● **Aim of the task**
Return every line from the records below that has the word "Redes".

(Document content entries)
= Beginning of Section =
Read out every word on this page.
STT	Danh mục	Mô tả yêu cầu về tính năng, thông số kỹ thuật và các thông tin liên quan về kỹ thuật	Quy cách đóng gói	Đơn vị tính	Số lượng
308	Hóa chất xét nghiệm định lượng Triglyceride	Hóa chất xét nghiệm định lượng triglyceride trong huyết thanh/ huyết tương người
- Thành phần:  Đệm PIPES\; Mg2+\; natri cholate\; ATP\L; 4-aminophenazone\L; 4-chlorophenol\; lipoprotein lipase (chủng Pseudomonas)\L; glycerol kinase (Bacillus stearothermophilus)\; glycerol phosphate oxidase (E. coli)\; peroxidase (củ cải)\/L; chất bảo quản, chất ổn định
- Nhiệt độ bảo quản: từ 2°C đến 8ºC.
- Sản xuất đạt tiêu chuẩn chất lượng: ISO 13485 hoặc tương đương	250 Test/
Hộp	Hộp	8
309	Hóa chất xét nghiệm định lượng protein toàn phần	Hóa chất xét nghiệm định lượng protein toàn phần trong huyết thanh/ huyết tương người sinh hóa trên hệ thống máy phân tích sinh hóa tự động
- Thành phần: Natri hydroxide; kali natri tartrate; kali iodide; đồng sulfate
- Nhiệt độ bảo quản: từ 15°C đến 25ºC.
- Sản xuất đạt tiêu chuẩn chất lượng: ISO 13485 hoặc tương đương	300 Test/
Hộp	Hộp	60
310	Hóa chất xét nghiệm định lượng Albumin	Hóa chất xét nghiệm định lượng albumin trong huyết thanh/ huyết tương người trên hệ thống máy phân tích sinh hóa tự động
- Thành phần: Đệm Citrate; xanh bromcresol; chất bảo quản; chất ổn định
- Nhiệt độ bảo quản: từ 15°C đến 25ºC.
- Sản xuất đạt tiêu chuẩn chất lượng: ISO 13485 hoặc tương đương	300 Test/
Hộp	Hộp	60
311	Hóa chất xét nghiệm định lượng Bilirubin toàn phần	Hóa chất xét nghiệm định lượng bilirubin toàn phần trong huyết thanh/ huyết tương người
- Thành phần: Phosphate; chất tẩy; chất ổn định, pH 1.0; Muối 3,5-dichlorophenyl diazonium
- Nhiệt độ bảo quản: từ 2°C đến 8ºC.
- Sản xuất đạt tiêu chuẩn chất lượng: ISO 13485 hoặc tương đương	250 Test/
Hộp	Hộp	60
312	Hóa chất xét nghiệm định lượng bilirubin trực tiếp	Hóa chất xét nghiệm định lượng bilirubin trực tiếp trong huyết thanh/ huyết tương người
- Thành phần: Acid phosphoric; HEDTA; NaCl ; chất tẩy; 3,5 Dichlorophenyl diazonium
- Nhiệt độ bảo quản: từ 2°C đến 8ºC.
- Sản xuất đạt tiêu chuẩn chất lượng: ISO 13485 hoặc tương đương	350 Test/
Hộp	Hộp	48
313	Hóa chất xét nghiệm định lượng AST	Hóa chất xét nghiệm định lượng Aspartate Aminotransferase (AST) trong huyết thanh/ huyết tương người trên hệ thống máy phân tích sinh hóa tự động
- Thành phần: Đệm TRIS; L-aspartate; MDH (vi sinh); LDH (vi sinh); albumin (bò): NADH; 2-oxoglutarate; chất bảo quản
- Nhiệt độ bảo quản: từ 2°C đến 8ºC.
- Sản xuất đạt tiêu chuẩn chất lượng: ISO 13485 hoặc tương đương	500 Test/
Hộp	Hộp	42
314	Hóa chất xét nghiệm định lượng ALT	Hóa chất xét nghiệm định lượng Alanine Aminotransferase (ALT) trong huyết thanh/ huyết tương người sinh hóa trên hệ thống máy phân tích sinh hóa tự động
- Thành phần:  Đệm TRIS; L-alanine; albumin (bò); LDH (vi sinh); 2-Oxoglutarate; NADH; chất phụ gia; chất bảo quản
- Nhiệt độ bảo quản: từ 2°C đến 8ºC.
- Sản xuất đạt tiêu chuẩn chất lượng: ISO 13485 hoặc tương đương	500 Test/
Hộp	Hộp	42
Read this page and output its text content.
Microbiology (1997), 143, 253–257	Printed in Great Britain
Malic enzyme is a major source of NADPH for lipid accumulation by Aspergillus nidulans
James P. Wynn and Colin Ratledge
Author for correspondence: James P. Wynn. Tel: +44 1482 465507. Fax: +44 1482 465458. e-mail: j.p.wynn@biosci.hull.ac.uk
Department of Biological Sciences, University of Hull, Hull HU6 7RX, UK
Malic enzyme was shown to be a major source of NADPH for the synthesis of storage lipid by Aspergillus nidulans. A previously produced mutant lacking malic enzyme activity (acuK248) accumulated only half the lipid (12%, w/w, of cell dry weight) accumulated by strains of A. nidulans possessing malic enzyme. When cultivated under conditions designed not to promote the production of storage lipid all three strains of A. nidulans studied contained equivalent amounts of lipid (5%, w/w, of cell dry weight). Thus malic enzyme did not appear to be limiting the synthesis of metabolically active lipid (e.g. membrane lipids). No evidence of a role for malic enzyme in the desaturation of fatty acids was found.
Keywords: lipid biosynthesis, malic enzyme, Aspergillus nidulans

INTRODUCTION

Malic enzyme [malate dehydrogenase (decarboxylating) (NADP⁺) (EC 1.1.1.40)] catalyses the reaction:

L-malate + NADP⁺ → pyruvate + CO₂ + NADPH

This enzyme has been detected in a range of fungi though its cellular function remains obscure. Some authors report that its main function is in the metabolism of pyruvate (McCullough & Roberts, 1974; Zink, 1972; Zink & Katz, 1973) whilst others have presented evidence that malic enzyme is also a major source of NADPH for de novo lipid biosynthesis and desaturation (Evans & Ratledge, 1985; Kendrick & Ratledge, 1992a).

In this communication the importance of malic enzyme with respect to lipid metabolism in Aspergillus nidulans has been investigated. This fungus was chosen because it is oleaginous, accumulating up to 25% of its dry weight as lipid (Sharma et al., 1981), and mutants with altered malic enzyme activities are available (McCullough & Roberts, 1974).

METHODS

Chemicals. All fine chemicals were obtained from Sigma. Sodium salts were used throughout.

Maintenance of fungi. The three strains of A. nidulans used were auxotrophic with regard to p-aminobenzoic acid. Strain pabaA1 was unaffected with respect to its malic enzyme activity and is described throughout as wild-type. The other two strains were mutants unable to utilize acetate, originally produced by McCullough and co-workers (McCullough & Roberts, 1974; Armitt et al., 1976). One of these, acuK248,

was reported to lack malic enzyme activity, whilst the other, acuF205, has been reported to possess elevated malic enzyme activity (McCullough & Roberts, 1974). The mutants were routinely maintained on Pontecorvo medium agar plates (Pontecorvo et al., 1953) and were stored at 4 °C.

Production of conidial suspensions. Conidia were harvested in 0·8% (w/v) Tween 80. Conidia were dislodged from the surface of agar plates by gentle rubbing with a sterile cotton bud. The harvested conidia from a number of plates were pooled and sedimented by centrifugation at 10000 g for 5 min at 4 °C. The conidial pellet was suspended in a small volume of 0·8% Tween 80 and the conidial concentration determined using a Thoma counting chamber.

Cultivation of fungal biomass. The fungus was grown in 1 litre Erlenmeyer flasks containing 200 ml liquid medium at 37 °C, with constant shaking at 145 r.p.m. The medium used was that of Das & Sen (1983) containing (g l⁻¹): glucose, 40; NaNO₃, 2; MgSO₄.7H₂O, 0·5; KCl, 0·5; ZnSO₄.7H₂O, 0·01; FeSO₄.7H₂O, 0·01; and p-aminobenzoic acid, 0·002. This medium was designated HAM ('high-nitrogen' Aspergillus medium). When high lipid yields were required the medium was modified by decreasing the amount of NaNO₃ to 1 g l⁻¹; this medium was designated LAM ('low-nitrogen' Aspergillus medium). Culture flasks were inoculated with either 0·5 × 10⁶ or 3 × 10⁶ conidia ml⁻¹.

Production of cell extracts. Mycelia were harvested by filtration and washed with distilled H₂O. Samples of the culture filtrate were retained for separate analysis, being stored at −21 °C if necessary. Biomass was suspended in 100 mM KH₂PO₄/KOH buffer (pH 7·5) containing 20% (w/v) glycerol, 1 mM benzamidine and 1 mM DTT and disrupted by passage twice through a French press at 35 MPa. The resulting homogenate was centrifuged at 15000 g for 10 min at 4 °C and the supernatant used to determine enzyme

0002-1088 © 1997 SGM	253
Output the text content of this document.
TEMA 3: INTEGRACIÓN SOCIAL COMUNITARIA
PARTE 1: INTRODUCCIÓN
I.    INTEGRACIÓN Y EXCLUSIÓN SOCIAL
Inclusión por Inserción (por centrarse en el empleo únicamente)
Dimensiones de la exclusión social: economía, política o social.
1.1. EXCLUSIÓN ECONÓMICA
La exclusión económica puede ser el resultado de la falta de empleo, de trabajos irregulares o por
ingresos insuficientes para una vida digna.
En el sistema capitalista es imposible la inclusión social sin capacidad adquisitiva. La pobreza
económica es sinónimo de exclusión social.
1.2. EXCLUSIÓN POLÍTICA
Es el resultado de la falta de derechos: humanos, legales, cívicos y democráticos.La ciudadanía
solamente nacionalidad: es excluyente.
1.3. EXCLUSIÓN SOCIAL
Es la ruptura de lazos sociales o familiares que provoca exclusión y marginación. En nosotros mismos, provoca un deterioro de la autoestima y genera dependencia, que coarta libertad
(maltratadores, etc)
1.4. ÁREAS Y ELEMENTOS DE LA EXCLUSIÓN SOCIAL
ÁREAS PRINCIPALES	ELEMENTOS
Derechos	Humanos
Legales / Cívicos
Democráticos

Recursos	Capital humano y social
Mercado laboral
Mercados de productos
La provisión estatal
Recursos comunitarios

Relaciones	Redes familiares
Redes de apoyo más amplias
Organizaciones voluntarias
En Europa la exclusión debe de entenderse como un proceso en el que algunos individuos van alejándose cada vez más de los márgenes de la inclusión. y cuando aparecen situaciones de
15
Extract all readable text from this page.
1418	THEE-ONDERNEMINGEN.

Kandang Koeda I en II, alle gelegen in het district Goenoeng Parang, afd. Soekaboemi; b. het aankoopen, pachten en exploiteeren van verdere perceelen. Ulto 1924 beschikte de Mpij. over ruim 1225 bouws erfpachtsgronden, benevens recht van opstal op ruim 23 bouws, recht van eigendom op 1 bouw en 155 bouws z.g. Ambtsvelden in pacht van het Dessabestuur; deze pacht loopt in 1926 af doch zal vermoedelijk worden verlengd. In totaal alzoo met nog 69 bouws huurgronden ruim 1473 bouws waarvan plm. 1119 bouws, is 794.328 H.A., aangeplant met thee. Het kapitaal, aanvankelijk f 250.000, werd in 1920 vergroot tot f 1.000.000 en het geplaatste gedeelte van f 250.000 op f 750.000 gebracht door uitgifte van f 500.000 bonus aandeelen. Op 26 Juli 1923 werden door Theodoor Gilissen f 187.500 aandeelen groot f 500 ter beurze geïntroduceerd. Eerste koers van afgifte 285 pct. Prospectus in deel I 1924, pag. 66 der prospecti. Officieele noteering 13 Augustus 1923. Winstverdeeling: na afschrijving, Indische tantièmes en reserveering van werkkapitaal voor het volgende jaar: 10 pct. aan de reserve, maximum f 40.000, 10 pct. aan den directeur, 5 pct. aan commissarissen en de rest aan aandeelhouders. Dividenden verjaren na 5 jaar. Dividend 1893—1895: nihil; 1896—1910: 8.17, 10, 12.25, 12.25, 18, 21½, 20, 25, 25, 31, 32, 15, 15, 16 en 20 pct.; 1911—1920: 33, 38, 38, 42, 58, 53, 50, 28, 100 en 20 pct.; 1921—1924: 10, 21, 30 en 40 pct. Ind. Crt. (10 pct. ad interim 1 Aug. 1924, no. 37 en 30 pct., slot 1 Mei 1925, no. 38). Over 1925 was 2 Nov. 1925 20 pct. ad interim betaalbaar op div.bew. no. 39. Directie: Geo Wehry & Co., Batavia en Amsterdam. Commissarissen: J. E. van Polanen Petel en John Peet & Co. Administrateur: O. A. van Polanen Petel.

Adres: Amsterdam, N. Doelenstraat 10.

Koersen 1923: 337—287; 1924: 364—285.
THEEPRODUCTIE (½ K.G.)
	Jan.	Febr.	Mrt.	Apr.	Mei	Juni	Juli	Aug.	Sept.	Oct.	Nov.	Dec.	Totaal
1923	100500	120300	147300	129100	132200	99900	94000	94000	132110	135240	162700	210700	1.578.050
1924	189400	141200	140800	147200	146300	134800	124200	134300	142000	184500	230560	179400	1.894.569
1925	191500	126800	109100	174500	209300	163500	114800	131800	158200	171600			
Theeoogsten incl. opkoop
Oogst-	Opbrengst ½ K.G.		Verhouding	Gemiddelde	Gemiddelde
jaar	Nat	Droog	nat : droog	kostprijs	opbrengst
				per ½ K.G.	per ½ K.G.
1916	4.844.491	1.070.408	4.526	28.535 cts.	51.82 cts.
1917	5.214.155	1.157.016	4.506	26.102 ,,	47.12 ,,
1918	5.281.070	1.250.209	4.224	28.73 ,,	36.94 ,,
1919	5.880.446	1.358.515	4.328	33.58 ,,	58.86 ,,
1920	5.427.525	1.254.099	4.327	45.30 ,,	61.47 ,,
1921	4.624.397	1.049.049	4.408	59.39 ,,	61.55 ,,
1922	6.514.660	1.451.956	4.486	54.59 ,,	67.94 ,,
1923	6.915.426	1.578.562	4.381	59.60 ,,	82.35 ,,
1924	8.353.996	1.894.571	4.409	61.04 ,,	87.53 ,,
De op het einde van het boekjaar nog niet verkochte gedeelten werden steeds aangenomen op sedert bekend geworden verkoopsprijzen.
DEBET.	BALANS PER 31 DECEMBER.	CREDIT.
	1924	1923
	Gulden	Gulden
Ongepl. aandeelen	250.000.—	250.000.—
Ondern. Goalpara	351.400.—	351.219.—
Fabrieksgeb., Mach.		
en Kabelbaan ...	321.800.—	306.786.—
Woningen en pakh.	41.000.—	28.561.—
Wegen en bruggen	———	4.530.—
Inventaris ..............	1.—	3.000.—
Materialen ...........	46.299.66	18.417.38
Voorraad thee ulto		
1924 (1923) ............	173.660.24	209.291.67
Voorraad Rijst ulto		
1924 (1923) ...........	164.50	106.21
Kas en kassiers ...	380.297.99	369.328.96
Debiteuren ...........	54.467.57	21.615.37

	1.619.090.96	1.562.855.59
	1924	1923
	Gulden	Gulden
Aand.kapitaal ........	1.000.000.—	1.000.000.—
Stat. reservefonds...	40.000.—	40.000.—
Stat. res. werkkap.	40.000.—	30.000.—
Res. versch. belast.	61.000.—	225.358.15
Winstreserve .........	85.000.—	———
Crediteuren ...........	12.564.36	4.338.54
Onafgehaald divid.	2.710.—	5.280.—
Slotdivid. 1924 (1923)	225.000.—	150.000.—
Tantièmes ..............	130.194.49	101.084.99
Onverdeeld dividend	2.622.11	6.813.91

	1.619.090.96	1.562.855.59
= End of Section =
● **Reply**
Relaciones	Redes familiares
Redes de apoyo más amplias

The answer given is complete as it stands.